# TO DO
Repeat the full listing below verbatim and keep the images out.

Entries taken from a collection
● ● ● ● ●

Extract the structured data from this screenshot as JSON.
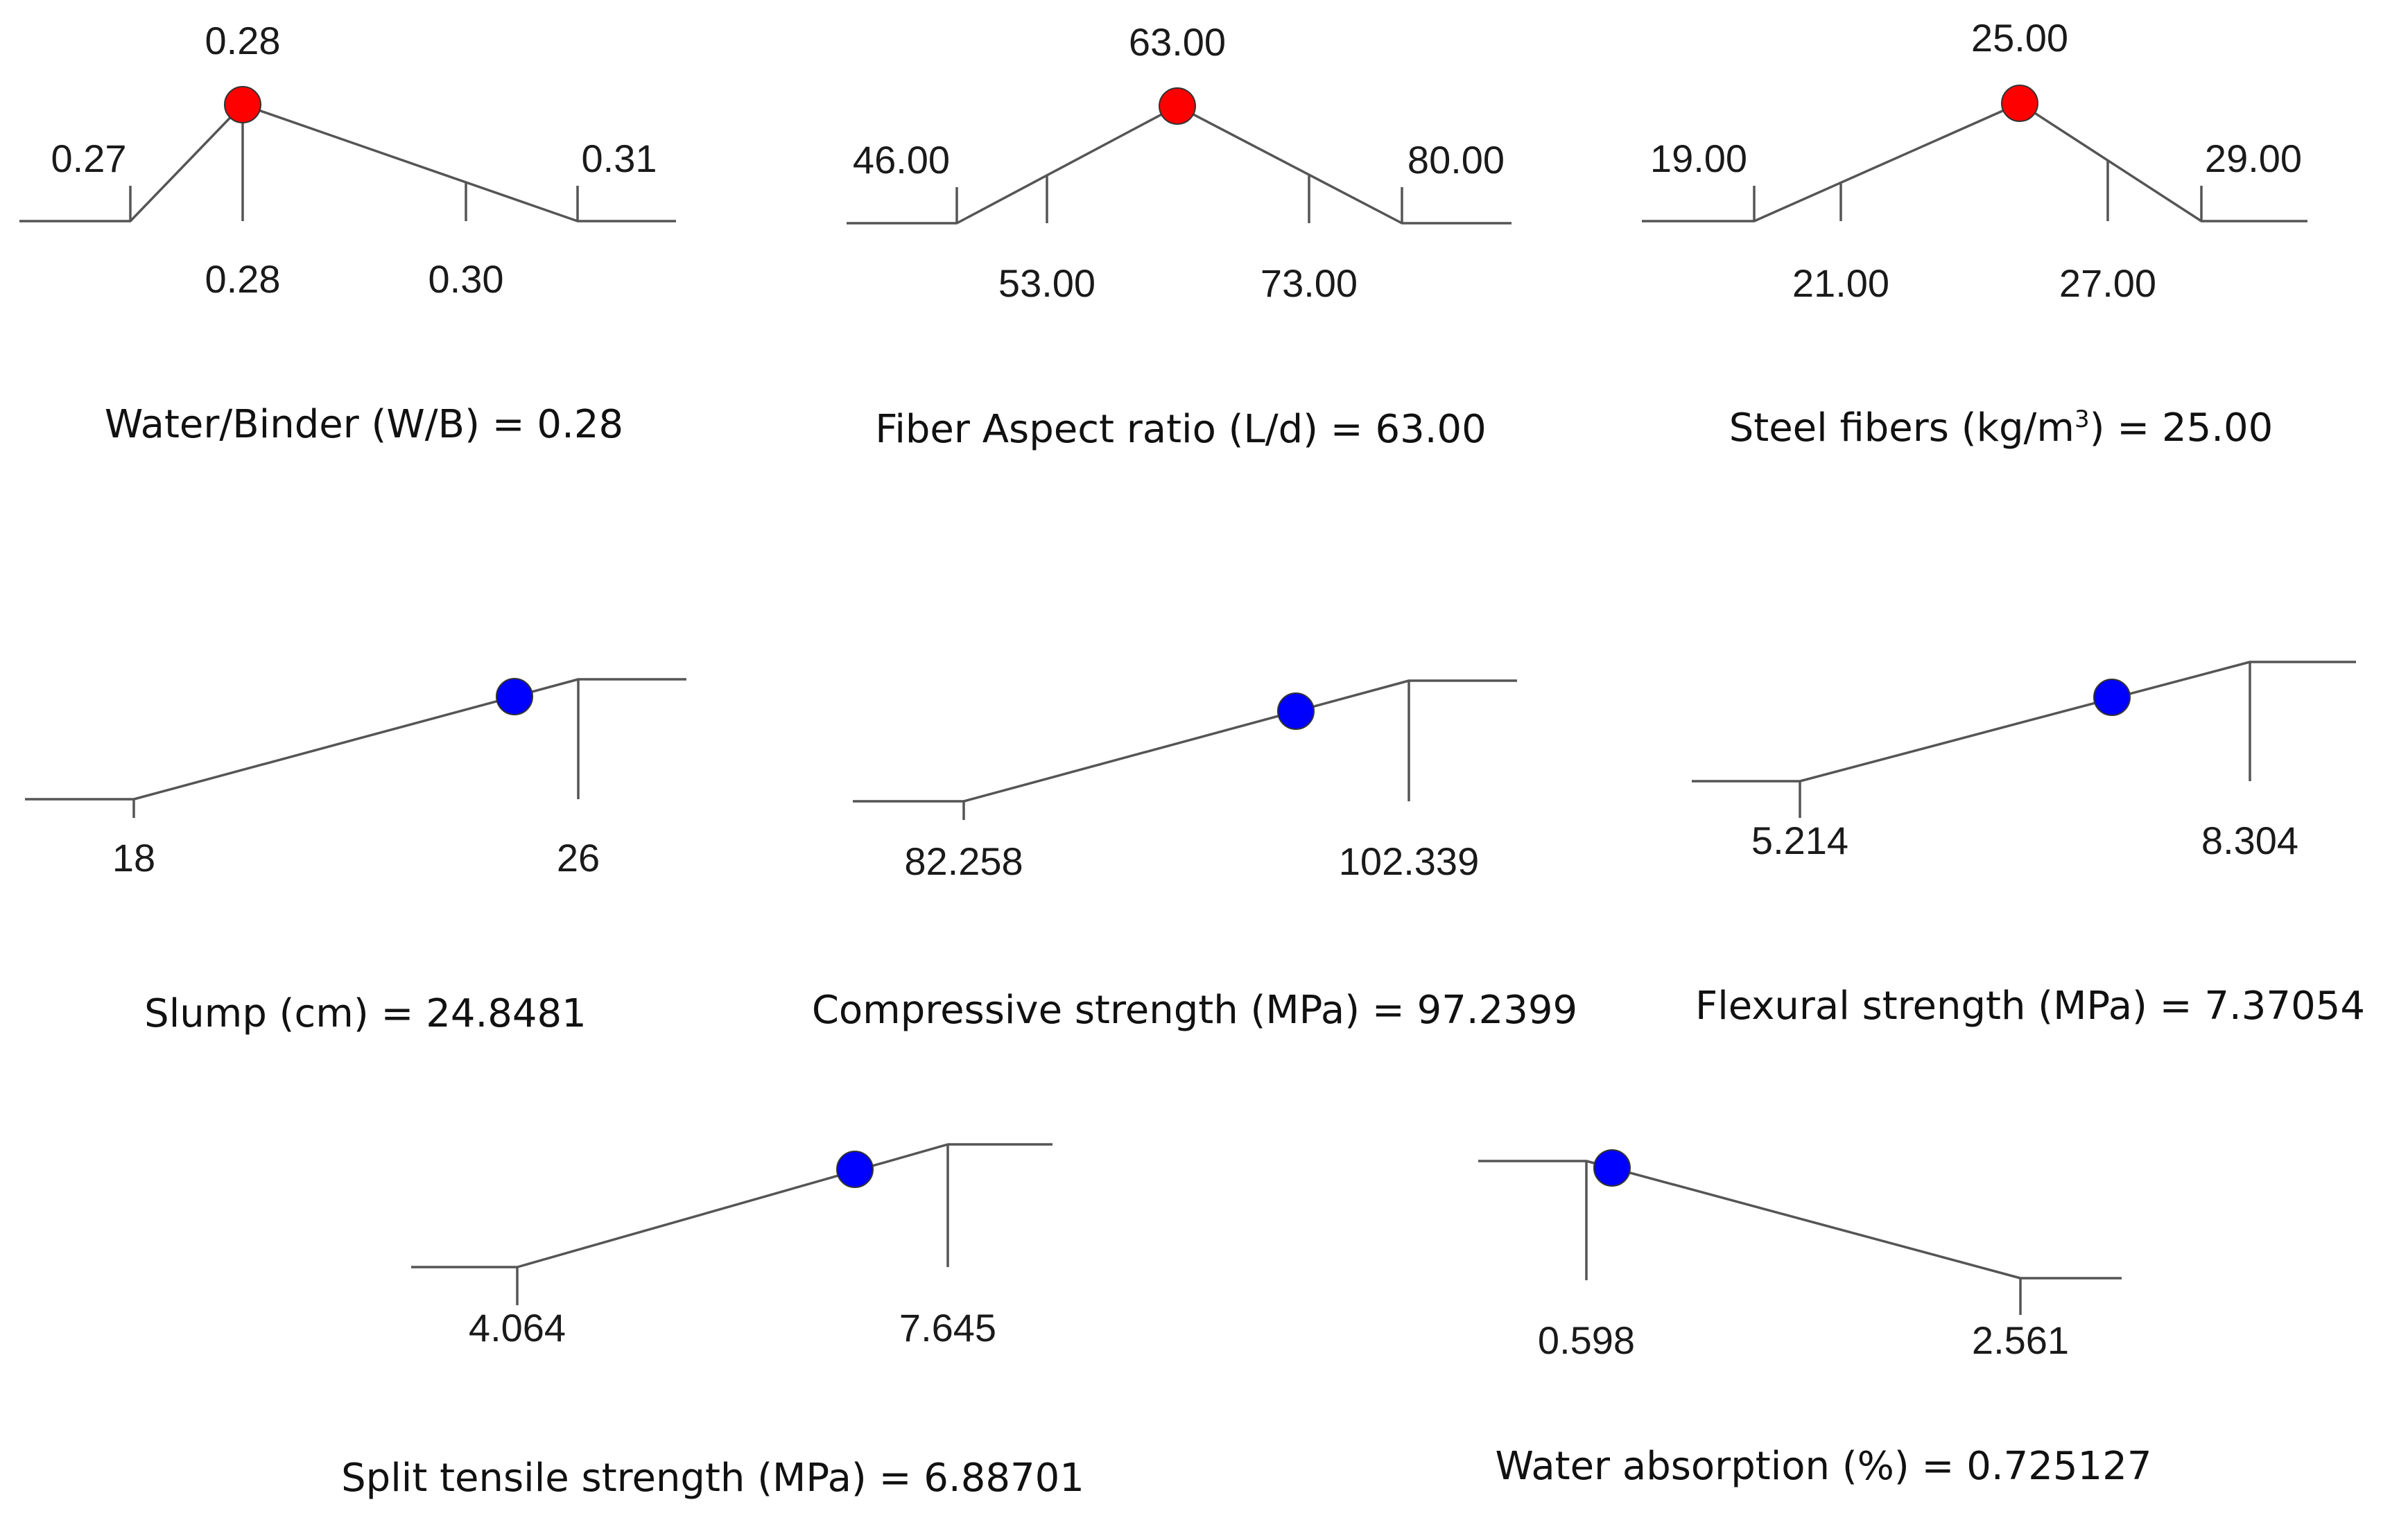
{
  "colors": {
    "factor_marker": "#ff0000",
    "response_marker": "#0000ff",
    "line": "#555555",
    "text": "#111111"
  },
  "chart_data": [
    {
      "id": "water-binder",
      "type": "line",
      "kind": "factor",
      "caption": "Water/Binder (W/B) = 0.28",
      "selected_label": "0.28",
      "x": [
        0.27,
        0.28,
        0.3,
        0.31
      ],
      "tick_labels_top": [
        "0.27",
        "0.31"
      ],
      "tick_labels_bottom": [
        "0.28",
        "0.30"
      ],
      "selected": 0.28
    },
    {
      "id": "fiber-aspect-ratio",
      "type": "line",
      "kind": "factor",
      "caption": "Fiber Aspect ratio (L/d) = 63.00",
      "selected_label": "63.00",
      "x": [
        46,
        53,
        63,
        73,
        80
      ],
      "tick_labels_top": [
        "46.00",
        "80.00"
      ],
      "tick_labels_bottom": [
        "53.00",
        "73.00"
      ],
      "selected": 63.0
    },
    {
      "id": "steel-fibers",
      "type": "line",
      "kind": "factor",
      "caption_main": "Steel fibers (kg/m",
      "caption_sup": "3",
      "caption_tail": ") = 25.00",
      "selected_label": "25.00",
      "x": [
        19,
        21,
        25,
        27,
        29
      ],
      "tick_labels_top": [
        "19.00",
        "29.00"
      ],
      "tick_labels_bottom": [
        "21.00",
        "27.00"
      ],
      "selected": 25.0
    },
    {
      "id": "slump",
      "type": "line",
      "kind": "response",
      "direction": "maximize",
      "caption": "Slump (cm) = 24.8481",
      "low": 18,
      "high": 26,
      "value": 24.8481,
      "tick_labels": [
        "18",
        "26"
      ]
    },
    {
      "id": "compressive-strength",
      "type": "line",
      "kind": "response",
      "direction": "maximize",
      "caption": "Compressive strength (MPa) = 97.2399",
      "low": 82.258,
      "high": 102.339,
      "value": 97.2399,
      "tick_labels": [
        "82.258",
        "102.339"
      ]
    },
    {
      "id": "flexural-strength",
      "type": "line",
      "kind": "response",
      "direction": "maximize",
      "caption": "Flexural strength (MPa) = 7.37054",
      "low": 5.214,
      "high": 8.304,
      "value": 7.37054,
      "tick_labels": [
        "5.214",
        "8.304"
      ]
    },
    {
      "id": "split-tensile-strength",
      "type": "line",
      "kind": "response",
      "direction": "maximize",
      "caption": "Split tensile strength (MPa) = 6.88701",
      "low": 4.064,
      "high": 7.645,
      "value": 6.88701,
      "tick_labels": [
        "4.064",
        "7.645"
      ]
    },
    {
      "id": "water-absorption",
      "type": "line",
      "kind": "response",
      "direction": "minimize",
      "caption": "Water absorption (%) = 0.725127",
      "low": 0.598,
      "high": 2.561,
      "value": 0.725127,
      "tick_labels": [
        "0.598",
        "2.561"
      ]
    }
  ]
}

● ● ● ● ●

# FULL OUTPUT
Extract the structured data from this screenshot as JSON.
{
  "colors": {
    "factor_marker": "#ff0000",
    "response_marker": "#0000ff",
    "line": "#555555",
    "text": "#111111"
  },
  "chart_data": [
    {
      "id": "water-binder",
      "type": "line",
      "kind": "factor",
      "caption": "Water/Binder (W/B) = 0.28",
      "selected_label": "0.28",
      "x": [
        0.27,
        0.28,
        0.3,
        0.31
      ],
      "tick_labels_top": [
        "0.27",
        "0.31"
      ],
      "tick_labels_bottom": [
        "0.28",
        "0.30"
      ],
      "selected": 0.28
    },
    {
      "id": "fiber-aspect-ratio",
      "type": "line",
      "kind": "factor",
      "caption": "Fiber Aspect ratio (L/d) = 63.00",
      "selected_label": "63.00",
      "x": [
        46,
        53,
        63,
        73,
        80
      ],
      "tick_labels_top": [
        "46.00",
        "80.00"
      ],
      "tick_labels_bottom": [
        "53.00",
        "73.00"
      ],
      "selected": 63.0
    },
    {
      "id": "steel-fibers",
      "type": "line",
      "kind": "factor",
      "caption_main": "Steel fibers (kg/m",
      "caption_sup": "3",
      "caption_tail": ") = 25.00",
      "selected_label": "25.00",
      "x": [
        19,
        21,
        25,
        27,
        29
      ],
      "tick_labels_top": [
        "19.00",
        "29.00"
      ],
      "tick_labels_bottom": [
        "21.00",
        "27.00"
      ],
      "selected": 25.0
    },
    {
      "id": "slump",
      "type": "line",
      "kind": "response",
      "direction": "maximize",
      "caption": "Slump (cm) = 24.8481",
      "low": 18,
      "high": 26,
      "value": 24.8481,
      "tick_labels": [
        "18",
        "26"
      ]
    },
    {
      "id": "compressive-strength",
      "type": "line",
      "kind": "response",
      "direction": "maximize",
      "caption": "Compressive strength (MPa) = 97.2399",
      "low": 82.258,
      "high": 102.339,
      "value": 97.2399,
      "tick_labels": [
        "82.258",
        "102.339"
      ]
    },
    {
      "id": "flexural-strength",
      "type": "line",
      "kind": "response",
      "direction": "maximize",
      "caption": "Flexural strength (MPa) = 7.37054",
      "low": 5.214,
      "high": 8.304,
      "value": 7.37054,
      "tick_labels": [
        "5.214",
        "8.304"
      ]
    },
    {
      "id": "split-tensile-strength",
      "type": "line",
      "kind": "response",
      "direction": "maximize",
      "caption": "Split tensile strength (MPa) = 6.88701",
      "low": 4.064,
      "high": 7.645,
      "value": 6.88701,
      "tick_labels": [
        "4.064",
        "7.645"
      ]
    },
    {
      "id": "water-absorption",
      "type": "line",
      "kind": "response",
      "direction": "minimize",
      "caption": "Water absorption (%) = 0.725127",
      "low": 0.598,
      "high": 2.561,
      "value": 0.725127,
      "tick_labels": [
        "0.598",
        "2.561"
      ]
    }
  ]
}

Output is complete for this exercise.